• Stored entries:
_ _ _ _
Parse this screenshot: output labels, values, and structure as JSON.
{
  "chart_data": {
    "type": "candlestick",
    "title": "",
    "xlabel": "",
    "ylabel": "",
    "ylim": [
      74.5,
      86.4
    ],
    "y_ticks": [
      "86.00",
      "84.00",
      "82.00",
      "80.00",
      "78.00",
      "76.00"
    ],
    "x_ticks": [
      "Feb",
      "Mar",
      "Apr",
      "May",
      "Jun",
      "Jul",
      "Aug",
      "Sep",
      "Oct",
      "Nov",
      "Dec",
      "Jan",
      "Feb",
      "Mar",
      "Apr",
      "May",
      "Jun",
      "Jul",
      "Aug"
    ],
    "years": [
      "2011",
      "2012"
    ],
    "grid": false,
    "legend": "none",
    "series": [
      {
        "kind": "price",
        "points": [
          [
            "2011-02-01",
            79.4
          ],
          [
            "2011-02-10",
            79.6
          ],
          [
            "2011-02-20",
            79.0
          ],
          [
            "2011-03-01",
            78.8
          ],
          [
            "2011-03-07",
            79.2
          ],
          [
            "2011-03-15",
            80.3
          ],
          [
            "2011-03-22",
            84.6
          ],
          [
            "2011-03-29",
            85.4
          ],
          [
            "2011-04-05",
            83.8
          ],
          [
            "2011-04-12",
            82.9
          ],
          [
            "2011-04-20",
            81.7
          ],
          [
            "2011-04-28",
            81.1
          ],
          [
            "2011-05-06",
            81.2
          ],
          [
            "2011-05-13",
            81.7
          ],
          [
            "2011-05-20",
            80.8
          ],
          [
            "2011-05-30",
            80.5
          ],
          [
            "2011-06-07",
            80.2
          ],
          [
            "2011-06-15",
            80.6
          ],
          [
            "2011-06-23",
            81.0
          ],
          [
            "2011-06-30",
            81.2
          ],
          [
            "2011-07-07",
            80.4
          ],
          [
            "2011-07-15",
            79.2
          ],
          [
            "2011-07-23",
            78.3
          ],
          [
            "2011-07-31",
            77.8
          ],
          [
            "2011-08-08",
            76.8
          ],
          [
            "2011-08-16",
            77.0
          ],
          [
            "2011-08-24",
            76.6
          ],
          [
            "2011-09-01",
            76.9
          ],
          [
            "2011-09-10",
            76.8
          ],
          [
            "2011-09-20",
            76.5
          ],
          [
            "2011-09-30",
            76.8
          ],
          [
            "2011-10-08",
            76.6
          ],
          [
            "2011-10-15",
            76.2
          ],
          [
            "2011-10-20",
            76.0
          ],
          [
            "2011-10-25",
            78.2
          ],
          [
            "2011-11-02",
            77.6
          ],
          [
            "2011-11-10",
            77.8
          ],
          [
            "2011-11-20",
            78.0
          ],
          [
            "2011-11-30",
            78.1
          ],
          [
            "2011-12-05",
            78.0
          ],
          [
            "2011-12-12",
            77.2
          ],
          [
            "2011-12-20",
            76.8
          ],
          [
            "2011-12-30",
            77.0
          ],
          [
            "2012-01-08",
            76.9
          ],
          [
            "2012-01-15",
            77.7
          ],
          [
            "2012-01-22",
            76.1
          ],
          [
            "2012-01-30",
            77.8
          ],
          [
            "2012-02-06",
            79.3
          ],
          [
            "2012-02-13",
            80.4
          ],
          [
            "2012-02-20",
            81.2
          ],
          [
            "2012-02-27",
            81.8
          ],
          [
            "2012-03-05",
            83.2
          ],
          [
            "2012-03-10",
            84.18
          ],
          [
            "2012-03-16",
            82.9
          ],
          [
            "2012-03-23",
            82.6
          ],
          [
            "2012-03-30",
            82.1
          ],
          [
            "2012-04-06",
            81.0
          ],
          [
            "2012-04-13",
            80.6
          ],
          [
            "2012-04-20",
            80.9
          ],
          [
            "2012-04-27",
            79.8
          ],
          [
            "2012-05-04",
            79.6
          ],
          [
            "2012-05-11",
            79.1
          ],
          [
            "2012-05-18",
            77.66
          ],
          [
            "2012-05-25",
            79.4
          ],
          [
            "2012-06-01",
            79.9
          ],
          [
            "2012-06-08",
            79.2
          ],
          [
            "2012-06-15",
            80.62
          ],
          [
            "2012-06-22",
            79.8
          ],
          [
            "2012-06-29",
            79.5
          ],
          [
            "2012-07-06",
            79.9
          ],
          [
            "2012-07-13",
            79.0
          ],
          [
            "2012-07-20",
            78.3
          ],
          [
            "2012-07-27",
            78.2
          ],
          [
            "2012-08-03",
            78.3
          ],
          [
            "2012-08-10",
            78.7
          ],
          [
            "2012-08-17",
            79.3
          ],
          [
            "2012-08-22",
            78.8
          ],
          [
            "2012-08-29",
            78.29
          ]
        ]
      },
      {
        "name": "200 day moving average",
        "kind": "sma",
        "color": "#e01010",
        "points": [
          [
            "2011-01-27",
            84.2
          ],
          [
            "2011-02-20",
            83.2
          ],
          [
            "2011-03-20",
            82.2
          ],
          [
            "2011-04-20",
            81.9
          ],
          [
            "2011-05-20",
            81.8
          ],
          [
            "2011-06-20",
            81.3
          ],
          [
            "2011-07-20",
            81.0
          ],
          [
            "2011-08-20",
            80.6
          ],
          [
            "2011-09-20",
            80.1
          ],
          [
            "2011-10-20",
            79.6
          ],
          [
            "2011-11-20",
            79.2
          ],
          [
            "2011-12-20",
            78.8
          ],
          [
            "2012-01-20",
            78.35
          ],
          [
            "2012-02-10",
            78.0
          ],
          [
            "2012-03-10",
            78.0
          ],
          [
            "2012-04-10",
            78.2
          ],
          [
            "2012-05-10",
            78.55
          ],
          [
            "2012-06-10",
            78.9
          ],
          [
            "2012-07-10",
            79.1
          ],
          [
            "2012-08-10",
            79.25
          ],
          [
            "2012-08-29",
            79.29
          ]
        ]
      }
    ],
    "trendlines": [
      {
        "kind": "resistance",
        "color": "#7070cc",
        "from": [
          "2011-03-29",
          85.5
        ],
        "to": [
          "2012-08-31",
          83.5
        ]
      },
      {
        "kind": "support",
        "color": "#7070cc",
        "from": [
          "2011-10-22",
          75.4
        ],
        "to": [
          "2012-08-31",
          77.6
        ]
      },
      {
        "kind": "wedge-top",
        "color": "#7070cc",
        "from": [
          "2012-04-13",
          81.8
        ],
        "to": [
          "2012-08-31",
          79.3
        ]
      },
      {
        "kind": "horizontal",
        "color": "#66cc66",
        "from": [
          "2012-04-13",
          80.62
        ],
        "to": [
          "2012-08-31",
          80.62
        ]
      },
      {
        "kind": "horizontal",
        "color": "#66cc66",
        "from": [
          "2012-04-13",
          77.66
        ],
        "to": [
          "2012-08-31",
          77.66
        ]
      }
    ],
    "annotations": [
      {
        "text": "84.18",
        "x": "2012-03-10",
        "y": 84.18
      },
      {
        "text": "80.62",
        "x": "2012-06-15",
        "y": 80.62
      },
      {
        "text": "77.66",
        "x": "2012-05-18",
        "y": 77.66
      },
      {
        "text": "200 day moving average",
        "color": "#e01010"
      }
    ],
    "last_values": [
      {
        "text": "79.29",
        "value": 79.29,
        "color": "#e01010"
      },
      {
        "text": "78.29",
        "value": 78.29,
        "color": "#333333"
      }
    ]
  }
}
_ _ _ _
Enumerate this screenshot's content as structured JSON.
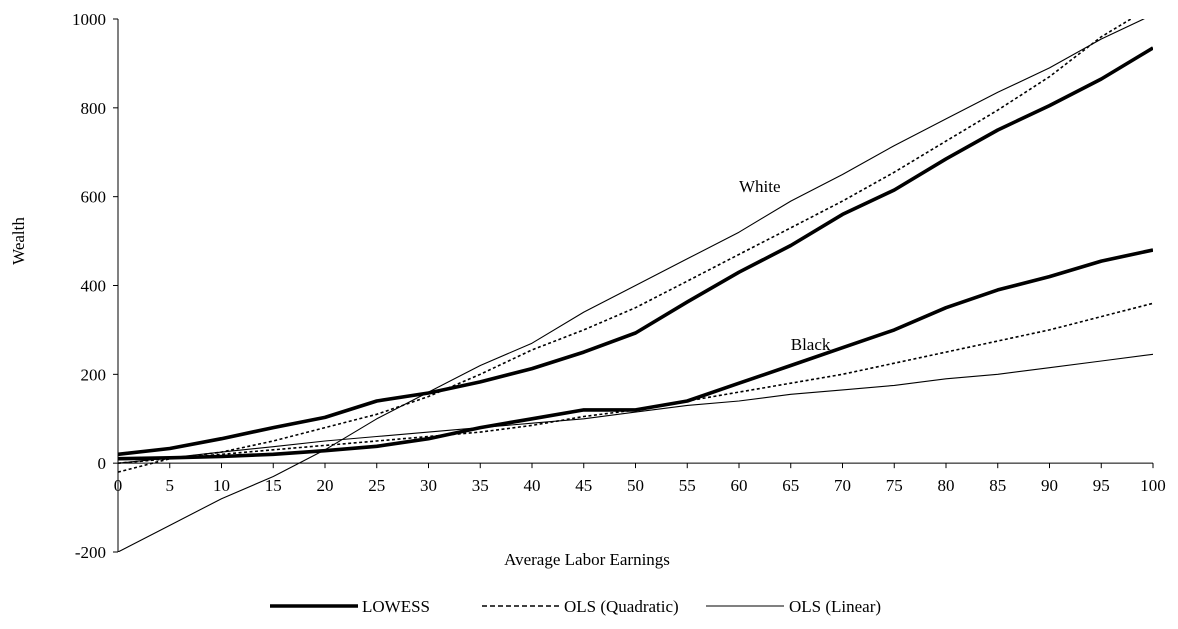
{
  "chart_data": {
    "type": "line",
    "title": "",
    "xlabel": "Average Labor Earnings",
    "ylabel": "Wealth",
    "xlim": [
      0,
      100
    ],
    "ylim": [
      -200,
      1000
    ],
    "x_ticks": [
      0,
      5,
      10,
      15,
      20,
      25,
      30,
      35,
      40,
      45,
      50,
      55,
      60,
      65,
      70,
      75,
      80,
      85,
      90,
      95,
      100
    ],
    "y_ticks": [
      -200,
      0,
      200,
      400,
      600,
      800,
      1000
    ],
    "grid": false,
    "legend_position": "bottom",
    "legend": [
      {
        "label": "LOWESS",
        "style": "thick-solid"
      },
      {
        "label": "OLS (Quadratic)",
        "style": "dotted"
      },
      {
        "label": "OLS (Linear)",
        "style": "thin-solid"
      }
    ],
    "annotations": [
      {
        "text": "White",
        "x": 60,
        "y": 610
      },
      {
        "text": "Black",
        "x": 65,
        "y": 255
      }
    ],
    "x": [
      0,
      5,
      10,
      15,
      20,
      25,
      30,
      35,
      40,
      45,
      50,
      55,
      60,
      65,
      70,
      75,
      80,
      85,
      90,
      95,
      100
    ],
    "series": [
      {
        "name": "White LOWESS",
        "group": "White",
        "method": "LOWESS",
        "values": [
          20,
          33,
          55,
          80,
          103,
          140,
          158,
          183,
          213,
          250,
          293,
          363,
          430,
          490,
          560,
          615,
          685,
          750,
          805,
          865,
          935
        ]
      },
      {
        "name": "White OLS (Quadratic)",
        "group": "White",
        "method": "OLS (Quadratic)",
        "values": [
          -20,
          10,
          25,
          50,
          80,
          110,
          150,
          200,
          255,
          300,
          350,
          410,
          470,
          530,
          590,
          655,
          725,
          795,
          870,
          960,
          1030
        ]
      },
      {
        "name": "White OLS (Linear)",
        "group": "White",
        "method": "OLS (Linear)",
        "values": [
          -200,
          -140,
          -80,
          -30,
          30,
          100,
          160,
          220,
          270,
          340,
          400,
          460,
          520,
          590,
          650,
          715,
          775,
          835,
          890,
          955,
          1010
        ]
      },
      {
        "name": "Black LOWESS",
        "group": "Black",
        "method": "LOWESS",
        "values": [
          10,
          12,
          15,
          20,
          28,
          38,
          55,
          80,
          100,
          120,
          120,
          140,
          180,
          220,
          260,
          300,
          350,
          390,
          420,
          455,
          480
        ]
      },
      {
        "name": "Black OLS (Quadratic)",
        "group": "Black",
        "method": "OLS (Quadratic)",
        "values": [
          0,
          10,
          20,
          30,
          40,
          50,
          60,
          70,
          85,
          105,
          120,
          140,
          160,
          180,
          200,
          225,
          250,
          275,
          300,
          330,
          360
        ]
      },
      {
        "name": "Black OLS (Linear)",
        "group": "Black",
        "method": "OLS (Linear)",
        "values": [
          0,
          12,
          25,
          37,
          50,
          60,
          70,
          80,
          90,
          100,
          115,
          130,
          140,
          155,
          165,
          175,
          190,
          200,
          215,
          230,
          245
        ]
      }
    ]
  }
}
_ _ _ _
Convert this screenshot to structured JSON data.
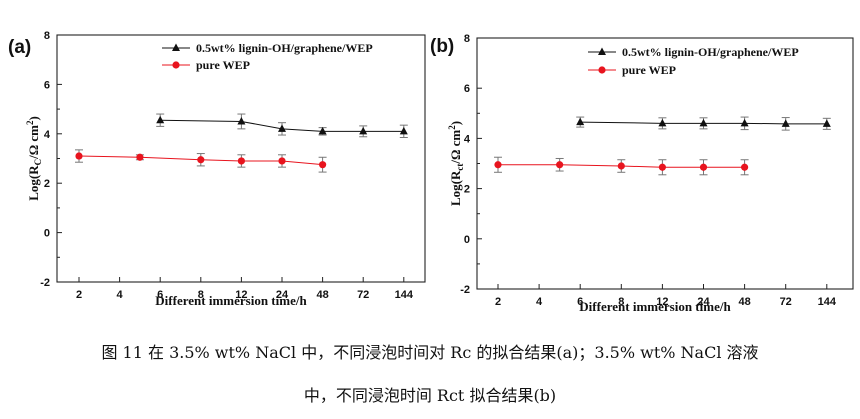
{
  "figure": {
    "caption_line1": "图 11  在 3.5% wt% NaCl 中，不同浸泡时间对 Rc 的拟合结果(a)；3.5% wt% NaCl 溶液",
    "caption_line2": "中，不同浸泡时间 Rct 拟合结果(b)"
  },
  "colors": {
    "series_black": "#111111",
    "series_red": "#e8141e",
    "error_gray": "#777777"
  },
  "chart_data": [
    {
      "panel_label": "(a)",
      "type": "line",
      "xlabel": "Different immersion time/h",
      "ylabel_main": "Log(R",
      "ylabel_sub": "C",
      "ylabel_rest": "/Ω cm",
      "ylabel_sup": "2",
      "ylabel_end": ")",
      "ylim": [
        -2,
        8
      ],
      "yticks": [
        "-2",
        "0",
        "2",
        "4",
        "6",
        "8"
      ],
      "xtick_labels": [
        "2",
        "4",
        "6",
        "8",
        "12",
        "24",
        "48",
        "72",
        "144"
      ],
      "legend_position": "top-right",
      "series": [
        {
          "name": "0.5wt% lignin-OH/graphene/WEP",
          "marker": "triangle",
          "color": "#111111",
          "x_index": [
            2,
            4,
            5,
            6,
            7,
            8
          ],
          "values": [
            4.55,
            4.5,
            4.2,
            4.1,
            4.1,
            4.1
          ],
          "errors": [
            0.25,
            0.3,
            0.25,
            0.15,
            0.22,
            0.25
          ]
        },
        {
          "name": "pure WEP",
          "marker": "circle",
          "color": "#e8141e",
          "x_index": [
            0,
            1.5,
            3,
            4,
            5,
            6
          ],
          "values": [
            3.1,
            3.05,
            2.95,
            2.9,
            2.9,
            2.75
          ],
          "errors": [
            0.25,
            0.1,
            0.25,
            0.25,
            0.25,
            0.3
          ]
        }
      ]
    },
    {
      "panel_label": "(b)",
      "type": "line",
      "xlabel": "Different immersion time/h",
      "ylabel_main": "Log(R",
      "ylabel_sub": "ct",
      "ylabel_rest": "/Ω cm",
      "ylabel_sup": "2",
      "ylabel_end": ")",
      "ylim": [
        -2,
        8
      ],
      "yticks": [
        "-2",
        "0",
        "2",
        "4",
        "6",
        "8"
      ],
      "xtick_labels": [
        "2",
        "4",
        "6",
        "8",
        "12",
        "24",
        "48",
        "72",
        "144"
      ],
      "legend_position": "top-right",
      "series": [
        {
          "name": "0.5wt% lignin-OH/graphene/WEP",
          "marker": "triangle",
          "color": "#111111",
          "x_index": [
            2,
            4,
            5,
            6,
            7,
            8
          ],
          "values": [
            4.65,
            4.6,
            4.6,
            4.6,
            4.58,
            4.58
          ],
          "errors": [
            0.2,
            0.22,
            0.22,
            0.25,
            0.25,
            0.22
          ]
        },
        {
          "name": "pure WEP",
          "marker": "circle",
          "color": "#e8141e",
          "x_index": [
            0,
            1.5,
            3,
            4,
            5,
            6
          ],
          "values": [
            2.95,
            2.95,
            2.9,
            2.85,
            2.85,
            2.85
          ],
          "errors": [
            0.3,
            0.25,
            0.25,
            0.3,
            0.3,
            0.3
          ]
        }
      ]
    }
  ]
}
_ _ _ _
• To do: Gather all lines of the records that include the word "JSON".

• Finished task:
Parse this screenshot: output labels, values, and structure as JSON.
Enumerate this screenshot's content as structured JSON.
Convert this screenshot to structured JSON data.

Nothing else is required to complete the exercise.